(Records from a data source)

---

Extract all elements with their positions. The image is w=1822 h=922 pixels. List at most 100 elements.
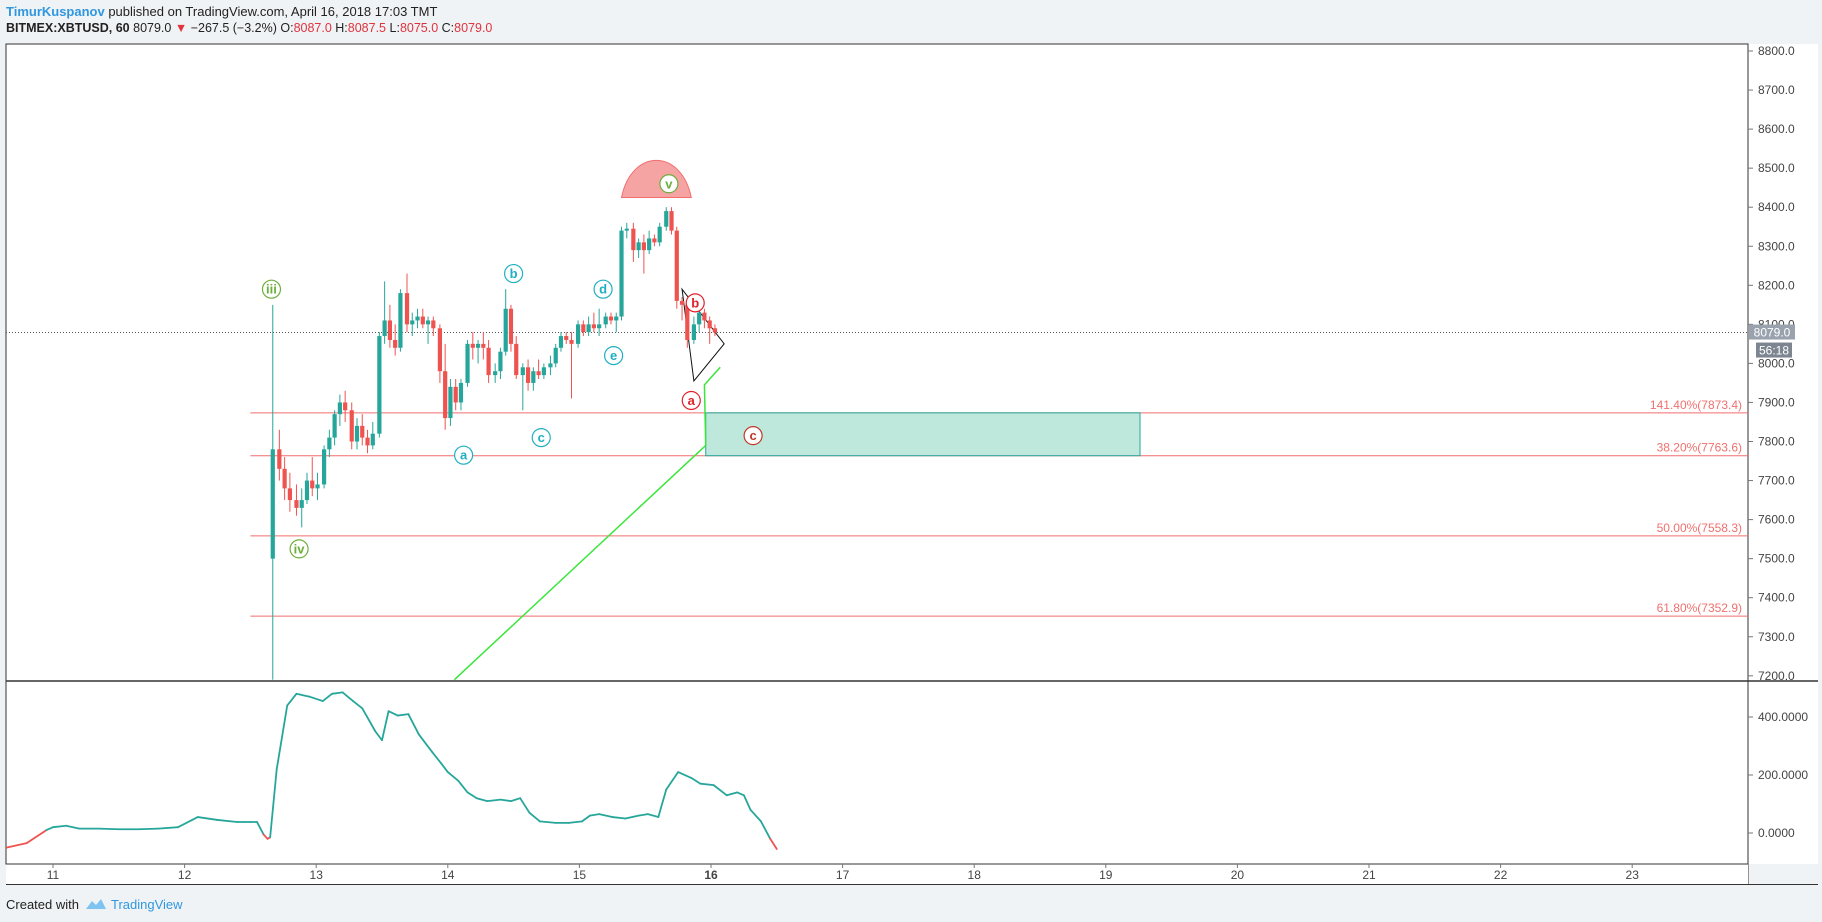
candle-body: [287, 488, 292, 501]
candle-body: [458, 382, 464, 403]
candle-body: [310, 480, 315, 489]
time-tick-label: 14: [441, 868, 455, 882]
candle-body: [581, 324, 586, 333]
indicator-segment: [331, 691, 344, 695]
indicator-segment: [417, 733, 433, 753]
candle-body: [370, 433, 375, 446]
price-tick-label: 8000.0: [1758, 356, 1795, 370]
indicator-segment: [262, 833, 269, 840]
indicator-segment: [361, 707, 377, 733]
indicator-segment: [387, 710, 399, 717]
price-tick-label: 7200.0: [1758, 669, 1795, 683]
open-value: 8087.0: [293, 21, 332, 35]
indicator-segment: [374, 730, 383, 742]
candle-body: [525, 367, 531, 383]
indicator-segment: [486, 798, 502, 802]
target-zone-box: [705, 412, 1141, 457]
indicator-segment: [341, 691, 354, 702]
candle-body: [614, 316, 619, 321]
candle-body: [270, 449, 275, 559]
candle-body: [343, 402, 348, 411]
candle-body: [707, 320, 712, 329]
tradingview-link[interactable]: TradingView: [85, 897, 183, 912]
indicator-segment: [646, 813, 660, 818]
candle-body: [327, 437, 332, 450]
indicator-segment: [725, 791, 739, 797]
time-tick-label: 15: [573, 868, 587, 882]
candle-body: [498, 351, 503, 372]
wave-label-red-circle: [685, 293, 705, 313]
price-tick-label: 8400.0: [1758, 200, 1795, 214]
candle-body: [493, 371, 498, 376]
indicator-tick-label: 400.0000: [1758, 710, 1808, 724]
indicator-segment: [446, 771, 460, 782]
wave-label-teal: c: [538, 430, 545, 445]
indicator-segment: [275, 704, 289, 771]
price-tick-label: 8800.0: [1758, 44, 1795, 58]
candle-body: [702, 312, 707, 321]
wave-label-red-circle: [681, 390, 701, 411]
high-value: 8087.5: [347, 21, 387, 35]
symbol-legend: BITMEX:XBTUSD, 60 8079.0 ▼ −267.5 (−3.2%…: [6, 21, 492, 37]
candle-body: [349, 410, 354, 442]
fib-level-label: 141.40%(7873.4): [1650, 398, 1742, 412]
indicator-segment: [295, 692, 311, 698]
low-value: 8075.0: [399, 21, 439, 35]
low-label: L:: [389, 21, 400, 35]
symbol-name[interactable]: BITMEX:XBTUSD, 60: [6, 21, 130, 35]
candle-body: [608, 316, 614, 321]
wave-label-teal-circle: [453, 445, 474, 465]
footer: Created with TradingView: [6, 895, 183, 913]
candle-body: [647, 238, 652, 251]
indicator-segment: [137, 827, 160, 831]
indicator-segment: [352, 700, 364, 710]
candle-body: [431, 320, 436, 329]
wave-label-teal: b: [510, 266, 518, 281]
candle-body: [277, 449, 282, 469]
indicator-segment: [598, 813, 614, 818]
candle-body: [365, 437, 370, 446]
close-label: C:: [441, 21, 455, 35]
time-tick-label: 20: [1231, 868, 1245, 882]
close-value: 8079.0: [454, 21, 493, 35]
candle-body: [425, 320, 431, 325]
indicator-segment: [177, 816, 199, 829]
candle-body: [697, 312, 702, 325]
indicator-tick-label: 0.0000: [1758, 826, 1795, 840]
last-price: 8079.0: [133, 21, 172, 35]
candle-body: [657, 226, 662, 243]
indicator-segment: [657, 788, 668, 818]
time-tick-label: 16: [704, 868, 718, 882]
fib-level-label: 61.80%(7352.9): [1657, 601, 1742, 615]
price-tick-label: 8700.0: [1758, 83, 1795, 97]
candle-body: [514, 343, 519, 376]
indicator-segment: [457, 779, 469, 794]
candle-body: [603, 316, 608, 325]
candle-body: [415, 316, 420, 321]
indicator-segment: [539, 820, 557, 824]
candle-body: [652, 238, 657, 243]
candle-body: [453, 386, 458, 403]
candle-body: [393, 339, 398, 348]
author-link[interactable]: TimurKuspanov: [6, 4, 105, 19]
indicator-segment: [690, 777, 702, 785]
indicator-segment: [6, 842, 28, 849]
candle-body: [503, 308, 508, 352]
price-tick-label: 7300.0: [1758, 630, 1795, 644]
price-tick-label: 7700.0: [1758, 474, 1795, 488]
candle-body: [332, 414, 337, 438]
candle-body: [294, 500, 299, 508]
indicator-segment: [157, 826, 179, 830]
indicator-segment: [567, 820, 583, 824]
indicator-segment: [381, 710, 390, 742]
indicator-segment: [581, 814, 591, 823]
candle-body: [669, 211, 674, 231]
candle-body: [354, 425, 360, 442]
time-tick-label: 22: [1494, 868, 1508, 882]
wave-label-green: iii: [266, 282, 277, 297]
indicator-segment: [519, 797, 531, 814]
candle-body: [420, 316, 425, 325]
wave-label-teal: e: [610, 348, 617, 363]
time-tick-label: 12: [178, 868, 192, 882]
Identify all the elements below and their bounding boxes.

---

▶ PROBLEM TO WORK ON:
Edit all the records so that every "candle-body" becomes "candlestick-body", keeping everything else the same. Leave the pictures out of your answer.

▶ SOLUTION TO THIS TASK:
Extract all elements with their positions. The image is w=1822 h=922 pixels. List at most 100 elements.
candlestick-body: [287, 488, 292, 501]
candlestick-body: [458, 382, 464, 403]
candlestick-body: [310, 480, 315, 489]
time-tick-label: 14: [441, 868, 455, 882]
candlestick-body: [581, 324, 586, 333]
indicator-segment: [331, 691, 344, 695]
indicator-segment: [417, 733, 433, 753]
candlestick-body: [370, 433, 375, 446]
price-tick-label: 8000.0: [1758, 356, 1795, 370]
indicator-segment: [262, 833, 269, 840]
indicator-segment: [361, 707, 377, 733]
indicator-segment: [387, 710, 399, 717]
price-tick-label: 7200.0: [1758, 669, 1795, 683]
open-value: 8087.0: [293, 21, 332, 35]
indicator-segment: [374, 730, 383, 742]
candlestick-body: [525, 367, 531, 383]
indicator-segment: [486, 798, 502, 802]
target-zone-box: [705, 412, 1141, 457]
indicator-segment: [341, 691, 354, 702]
candlestick-body: [614, 316, 619, 321]
candlestick-body: [270, 449, 275, 559]
candlestick-body: [343, 402, 348, 411]
candlestick-body: [707, 320, 712, 329]
tradingview-link[interactable]: TradingView: [85, 897, 183, 912]
indicator-segment: [646, 813, 660, 818]
candlestick-body: [327, 437, 332, 450]
indicator-segment: [725, 791, 739, 797]
time-tick-label: 15: [573, 868, 587, 882]
candlestick-body: [498, 351, 503, 372]
wave-label-red-circle: [685, 293, 705, 313]
price-tick-label: 8400.0: [1758, 200, 1795, 214]
candlestick-body: [493, 371, 498, 376]
indicator-tick-label: 400.0000: [1758, 710, 1808, 724]
indicator-segment: [446, 771, 460, 782]
wave-label-teal: c: [538, 430, 545, 445]
indicator-segment: [275, 704, 289, 771]
price-tick-label: 8800.0: [1758, 44, 1795, 58]
candlestick-body: [702, 312, 707, 321]
wave-label-red-circle: [681, 390, 701, 411]
high-value: 8087.5: [347, 21, 387, 35]
symbol-legend: BITMEX:XBTUSD, 60 8079.0 ▼ −267.5 (−3.2%…: [6, 21, 492, 37]
candlestick-body: [349, 410, 354, 442]
fib-level-label: 141.40%(7873.4): [1650, 398, 1742, 412]
indicator-segment: [295, 692, 311, 698]
low-value: 8075.0: [399, 21, 439, 35]
low-label: L:: [389, 21, 400, 35]
symbol-name[interactable]: BITMEX:XBTUSD, 60: [6, 21, 130, 35]
candlestick-body: [608, 316, 614, 321]
wave-label-teal-circle: [453, 445, 474, 465]
footer: Created with TradingView: [6, 895, 183, 913]
candlestick-body: [647, 238, 652, 251]
indicator-segment: [137, 827, 160, 831]
indicator-segment: [352, 700, 364, 710]
candlestick-body: [431, 320, 436, 329]
wave-label-teal: b: [510, 266, 518, 281]
candlestick-body: [277, 449, 282, 469]
indicator-segment: [598, 813, 614, 818]
candlestick-body: [365, 437, 370, 446]
close-label: C:: [441, 21, 455, 35]
time-tick-label: 20: [1231, 868, 1245, 882]
close-value: 8079.0: [454, 21, 493, 35]
candlestick-body: [425, 320, 431, 325]
indicator-segment: [177, 816, 199, 829]
candlestick-body: [697, 312, 702, 325]
indicator-tick-label: 0.0000: [1758, 826, 1795, 840]
last-price: 8079.0: [133, 21, 172, 35]
candlestick-body: [657, 226, 662, 243]
indicator-segment: [657, 788, 668, 818]
time-tick-label: 16: [704, 868, 718, 882]
fib-level-label: 61.80%(7352.9): [1657, 601, 1742, 615]
price-tick-label: 8700.0: [1758, 83, 1795, 97]
candlestick-body: [514, 343, 519, 376]
indicator-segment: [457, 779, 469, 794]
candlestick-body: [603, 316, 608, 325]
candlestick-body: [415, 316, 420, 321]
indicator-segment: [539, 820, 557, 824]
candlestick-body: [652, 238, 657, 243]
candlestick-body: [453, 386, 458, 403]
candlestick-body: [393, 339, 398, 348]
author-link[interactable]: TimurKuspanov: [6, 4, 105, 19]
indicator-segment: [690, 777, 702, 785]
indicator-segment: [6, 842, 28, 849]
candlestick-body: [503, 308, 508, 352]
price-tick-label: 7300.0: [1758, 630, 1795, 644]
price-tick-label: 7700.0: [1758, 474, 1795, 488]
candlestick-body: [332, 414, 337, 438]
candlestick-body: [294, 500, 299, 508]
indicator-segment: [157, 826, 179, 830]
indicator-segment: [567, 820, 583, 824]
indicator-segment: [381, 710, 390, 742]
indicator-segment: [581, 814, 591, 823]
candlestick-body: [669, 211, 674, 231]
candlestick-body: [354, 425, 360, 442]
time-tick-label: 22: [1494, 868, 1508, 882]
wave-label-green: iii: [266, 282, 277, 297]
indicator-segment: [519, 797, 531, 814]
candlestick-body: [420, 316, 425, 325]
wave-label-teal: e: [610, 348, 617, 363]
time-tick-label: 12: [178, 868, 192, 882]
Identify all the elements below and their bounding boxes.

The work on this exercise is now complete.